** START OF INPUT FOR THIS TASK **
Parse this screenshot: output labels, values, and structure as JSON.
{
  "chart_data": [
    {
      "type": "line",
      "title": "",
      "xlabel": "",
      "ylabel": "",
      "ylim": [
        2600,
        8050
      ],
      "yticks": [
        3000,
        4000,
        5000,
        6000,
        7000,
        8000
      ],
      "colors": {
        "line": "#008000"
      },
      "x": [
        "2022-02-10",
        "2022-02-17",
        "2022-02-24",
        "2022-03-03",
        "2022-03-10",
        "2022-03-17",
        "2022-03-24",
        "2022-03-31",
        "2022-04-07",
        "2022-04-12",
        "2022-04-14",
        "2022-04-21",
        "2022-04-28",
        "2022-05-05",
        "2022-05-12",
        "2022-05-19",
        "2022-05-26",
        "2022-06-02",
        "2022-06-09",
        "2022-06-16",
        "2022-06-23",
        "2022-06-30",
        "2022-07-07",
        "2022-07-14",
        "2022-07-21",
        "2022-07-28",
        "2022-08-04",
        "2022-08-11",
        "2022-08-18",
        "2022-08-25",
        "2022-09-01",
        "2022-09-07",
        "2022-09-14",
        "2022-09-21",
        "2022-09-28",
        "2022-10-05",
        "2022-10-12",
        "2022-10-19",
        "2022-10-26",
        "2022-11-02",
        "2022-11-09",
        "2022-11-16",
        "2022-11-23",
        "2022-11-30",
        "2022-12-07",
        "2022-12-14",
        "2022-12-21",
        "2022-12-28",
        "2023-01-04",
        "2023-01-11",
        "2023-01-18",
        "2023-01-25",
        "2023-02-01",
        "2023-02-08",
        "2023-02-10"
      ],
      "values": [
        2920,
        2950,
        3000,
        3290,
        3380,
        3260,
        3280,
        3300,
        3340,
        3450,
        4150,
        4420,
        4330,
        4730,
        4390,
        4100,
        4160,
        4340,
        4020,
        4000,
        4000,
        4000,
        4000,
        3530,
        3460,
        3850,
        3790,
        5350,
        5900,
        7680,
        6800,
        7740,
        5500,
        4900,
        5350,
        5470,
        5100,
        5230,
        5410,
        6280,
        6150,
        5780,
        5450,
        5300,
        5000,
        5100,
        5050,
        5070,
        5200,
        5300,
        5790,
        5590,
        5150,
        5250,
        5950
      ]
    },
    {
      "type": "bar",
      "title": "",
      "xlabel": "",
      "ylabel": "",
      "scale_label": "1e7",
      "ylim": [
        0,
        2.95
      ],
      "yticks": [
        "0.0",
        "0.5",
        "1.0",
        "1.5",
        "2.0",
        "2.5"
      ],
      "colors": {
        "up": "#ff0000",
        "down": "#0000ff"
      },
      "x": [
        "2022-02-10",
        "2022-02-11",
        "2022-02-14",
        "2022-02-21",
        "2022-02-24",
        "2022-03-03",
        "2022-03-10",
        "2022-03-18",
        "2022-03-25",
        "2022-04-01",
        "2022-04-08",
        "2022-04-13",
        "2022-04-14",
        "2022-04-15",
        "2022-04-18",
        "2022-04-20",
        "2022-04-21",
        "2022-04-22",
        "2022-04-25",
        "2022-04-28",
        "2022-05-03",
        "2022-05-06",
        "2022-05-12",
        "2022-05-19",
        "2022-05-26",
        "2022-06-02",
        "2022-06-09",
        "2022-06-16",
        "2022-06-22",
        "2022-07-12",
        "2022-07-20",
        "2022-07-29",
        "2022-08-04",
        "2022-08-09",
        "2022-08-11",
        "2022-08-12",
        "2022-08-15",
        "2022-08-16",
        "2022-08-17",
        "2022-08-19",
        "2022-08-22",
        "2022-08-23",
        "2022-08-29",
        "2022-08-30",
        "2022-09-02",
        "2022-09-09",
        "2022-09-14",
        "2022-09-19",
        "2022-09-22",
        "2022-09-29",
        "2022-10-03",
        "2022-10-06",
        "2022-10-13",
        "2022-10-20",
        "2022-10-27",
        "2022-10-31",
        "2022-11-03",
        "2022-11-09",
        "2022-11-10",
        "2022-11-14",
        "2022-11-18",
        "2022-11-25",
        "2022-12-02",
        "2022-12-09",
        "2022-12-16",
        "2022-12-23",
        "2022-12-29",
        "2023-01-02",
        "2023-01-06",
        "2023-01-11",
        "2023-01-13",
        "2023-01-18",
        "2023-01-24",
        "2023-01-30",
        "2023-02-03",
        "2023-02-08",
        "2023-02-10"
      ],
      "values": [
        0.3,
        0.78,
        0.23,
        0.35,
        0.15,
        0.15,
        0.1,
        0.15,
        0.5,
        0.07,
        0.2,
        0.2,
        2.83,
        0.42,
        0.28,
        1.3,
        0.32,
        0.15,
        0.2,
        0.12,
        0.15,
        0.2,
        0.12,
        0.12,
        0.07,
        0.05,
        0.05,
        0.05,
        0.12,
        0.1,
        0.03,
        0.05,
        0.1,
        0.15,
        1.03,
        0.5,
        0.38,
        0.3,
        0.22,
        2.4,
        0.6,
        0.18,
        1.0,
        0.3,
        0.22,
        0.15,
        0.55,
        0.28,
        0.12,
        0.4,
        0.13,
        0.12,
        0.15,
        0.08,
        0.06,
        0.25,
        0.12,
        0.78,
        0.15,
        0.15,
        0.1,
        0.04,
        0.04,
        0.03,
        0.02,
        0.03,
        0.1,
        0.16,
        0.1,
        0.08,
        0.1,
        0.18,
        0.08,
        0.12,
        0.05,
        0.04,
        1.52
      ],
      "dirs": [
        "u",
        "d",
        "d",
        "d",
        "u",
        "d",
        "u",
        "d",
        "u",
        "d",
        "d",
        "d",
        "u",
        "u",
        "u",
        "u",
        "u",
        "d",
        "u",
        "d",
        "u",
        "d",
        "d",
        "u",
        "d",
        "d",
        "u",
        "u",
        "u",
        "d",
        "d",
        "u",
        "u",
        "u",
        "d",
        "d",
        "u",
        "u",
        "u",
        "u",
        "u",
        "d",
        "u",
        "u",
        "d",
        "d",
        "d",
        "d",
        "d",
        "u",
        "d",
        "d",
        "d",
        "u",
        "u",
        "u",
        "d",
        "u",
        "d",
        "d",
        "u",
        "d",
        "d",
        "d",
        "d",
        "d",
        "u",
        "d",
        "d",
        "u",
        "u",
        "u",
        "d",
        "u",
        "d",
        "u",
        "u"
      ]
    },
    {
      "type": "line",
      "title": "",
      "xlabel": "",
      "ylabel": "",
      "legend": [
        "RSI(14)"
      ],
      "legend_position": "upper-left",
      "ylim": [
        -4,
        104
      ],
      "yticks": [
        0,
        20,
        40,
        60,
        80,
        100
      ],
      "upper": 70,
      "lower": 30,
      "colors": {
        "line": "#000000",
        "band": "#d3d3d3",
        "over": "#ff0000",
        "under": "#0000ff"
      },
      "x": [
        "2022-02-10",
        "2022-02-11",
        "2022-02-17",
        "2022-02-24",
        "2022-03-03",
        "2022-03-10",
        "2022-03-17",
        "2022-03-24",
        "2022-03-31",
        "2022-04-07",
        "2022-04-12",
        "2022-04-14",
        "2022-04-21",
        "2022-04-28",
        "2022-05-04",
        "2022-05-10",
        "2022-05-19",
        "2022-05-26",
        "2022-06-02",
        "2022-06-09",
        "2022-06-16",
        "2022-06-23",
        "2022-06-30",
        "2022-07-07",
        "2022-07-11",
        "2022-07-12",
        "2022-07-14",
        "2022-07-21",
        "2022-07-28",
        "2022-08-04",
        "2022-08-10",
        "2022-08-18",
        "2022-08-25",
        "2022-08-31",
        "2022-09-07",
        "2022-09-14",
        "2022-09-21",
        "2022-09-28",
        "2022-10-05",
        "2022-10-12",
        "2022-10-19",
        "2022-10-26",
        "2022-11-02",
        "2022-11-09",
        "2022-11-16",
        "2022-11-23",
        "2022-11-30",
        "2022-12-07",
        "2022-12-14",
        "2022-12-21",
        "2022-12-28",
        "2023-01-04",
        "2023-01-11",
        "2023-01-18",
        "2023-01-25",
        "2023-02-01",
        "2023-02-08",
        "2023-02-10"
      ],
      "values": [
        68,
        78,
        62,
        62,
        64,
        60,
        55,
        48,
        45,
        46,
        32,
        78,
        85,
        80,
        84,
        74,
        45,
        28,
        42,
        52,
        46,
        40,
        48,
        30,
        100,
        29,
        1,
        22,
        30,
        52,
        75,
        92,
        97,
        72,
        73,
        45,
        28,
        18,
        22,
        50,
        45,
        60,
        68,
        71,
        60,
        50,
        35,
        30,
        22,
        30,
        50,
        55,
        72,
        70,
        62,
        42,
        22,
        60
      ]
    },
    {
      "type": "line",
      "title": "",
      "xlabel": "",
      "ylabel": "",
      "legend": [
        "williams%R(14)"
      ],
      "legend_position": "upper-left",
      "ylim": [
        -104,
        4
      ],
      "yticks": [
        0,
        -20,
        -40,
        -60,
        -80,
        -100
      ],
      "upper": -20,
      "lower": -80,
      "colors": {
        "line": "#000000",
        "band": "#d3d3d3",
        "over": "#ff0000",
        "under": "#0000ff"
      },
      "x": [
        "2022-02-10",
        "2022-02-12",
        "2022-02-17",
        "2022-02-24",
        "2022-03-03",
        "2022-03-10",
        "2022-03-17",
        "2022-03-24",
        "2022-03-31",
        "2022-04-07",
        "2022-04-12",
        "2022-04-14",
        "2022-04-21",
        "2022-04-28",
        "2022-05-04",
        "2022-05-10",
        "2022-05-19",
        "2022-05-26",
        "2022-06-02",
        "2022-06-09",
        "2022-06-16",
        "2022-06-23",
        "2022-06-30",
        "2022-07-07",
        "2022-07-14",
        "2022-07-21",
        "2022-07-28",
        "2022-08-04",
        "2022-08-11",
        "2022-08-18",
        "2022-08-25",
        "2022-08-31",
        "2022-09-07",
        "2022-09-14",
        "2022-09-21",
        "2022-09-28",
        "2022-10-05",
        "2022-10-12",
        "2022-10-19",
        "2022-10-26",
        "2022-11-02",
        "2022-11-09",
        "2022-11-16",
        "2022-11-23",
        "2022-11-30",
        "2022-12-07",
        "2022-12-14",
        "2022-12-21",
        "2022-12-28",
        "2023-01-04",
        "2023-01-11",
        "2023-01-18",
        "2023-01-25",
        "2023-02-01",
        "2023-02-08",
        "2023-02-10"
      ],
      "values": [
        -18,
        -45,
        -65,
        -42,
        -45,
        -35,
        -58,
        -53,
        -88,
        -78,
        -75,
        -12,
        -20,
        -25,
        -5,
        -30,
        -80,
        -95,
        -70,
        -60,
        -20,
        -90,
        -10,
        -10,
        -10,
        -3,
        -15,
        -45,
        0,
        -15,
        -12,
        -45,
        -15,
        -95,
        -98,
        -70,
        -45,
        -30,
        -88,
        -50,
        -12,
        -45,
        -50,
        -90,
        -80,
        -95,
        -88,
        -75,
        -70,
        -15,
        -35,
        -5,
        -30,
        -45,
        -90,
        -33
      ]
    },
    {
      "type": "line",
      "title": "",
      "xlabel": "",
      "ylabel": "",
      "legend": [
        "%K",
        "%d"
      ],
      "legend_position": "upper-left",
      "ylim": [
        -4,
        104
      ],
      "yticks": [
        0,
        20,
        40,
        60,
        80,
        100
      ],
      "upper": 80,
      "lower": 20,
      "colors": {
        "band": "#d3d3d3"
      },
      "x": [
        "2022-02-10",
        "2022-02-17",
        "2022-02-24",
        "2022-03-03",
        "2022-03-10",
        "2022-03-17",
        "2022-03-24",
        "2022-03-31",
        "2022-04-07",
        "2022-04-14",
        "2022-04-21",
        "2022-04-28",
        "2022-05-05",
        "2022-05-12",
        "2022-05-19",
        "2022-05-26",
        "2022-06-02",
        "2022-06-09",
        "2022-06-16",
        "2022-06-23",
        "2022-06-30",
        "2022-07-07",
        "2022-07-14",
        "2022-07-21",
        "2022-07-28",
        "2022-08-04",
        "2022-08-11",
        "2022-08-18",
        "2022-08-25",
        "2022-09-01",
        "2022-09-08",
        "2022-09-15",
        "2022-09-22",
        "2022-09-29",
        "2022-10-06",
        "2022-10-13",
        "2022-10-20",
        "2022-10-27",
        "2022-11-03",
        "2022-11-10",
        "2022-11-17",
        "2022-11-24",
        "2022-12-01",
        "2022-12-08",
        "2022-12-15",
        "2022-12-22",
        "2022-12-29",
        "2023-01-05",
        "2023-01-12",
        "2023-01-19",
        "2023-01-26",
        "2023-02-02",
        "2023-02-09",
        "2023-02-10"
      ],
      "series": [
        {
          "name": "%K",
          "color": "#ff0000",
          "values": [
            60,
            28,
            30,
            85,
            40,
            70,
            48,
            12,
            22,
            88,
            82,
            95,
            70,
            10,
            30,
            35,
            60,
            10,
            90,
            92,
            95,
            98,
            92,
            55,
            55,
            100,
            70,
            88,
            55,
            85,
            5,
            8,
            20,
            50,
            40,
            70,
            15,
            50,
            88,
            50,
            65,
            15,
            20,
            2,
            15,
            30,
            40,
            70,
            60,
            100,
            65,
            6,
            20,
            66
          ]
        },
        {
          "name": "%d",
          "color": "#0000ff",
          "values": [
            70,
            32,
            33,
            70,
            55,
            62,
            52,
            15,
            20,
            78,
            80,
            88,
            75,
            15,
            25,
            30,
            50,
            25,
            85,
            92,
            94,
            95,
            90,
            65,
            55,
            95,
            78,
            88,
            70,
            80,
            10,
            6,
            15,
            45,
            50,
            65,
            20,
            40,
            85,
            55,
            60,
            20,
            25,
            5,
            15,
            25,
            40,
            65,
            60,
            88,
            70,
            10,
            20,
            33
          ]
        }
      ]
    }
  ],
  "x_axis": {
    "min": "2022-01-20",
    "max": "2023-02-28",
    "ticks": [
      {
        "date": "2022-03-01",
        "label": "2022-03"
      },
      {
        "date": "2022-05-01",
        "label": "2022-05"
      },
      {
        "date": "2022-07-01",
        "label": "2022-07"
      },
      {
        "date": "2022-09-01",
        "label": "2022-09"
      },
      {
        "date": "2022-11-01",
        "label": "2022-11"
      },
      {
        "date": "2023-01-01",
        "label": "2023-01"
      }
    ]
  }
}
** END OF INPUT FOR THIS TASK **
WHAT IS REQUIRED = List every line above that holds the word "date".

ANSWER TO THE EXERCISE =
        "date": "2022-03-01",
        "date": "2022-05-01",
        "date": "2022-07-01",
        "date": "2022-09-01",
        "date": "2022-11-01",
        "date": "2023-01-01",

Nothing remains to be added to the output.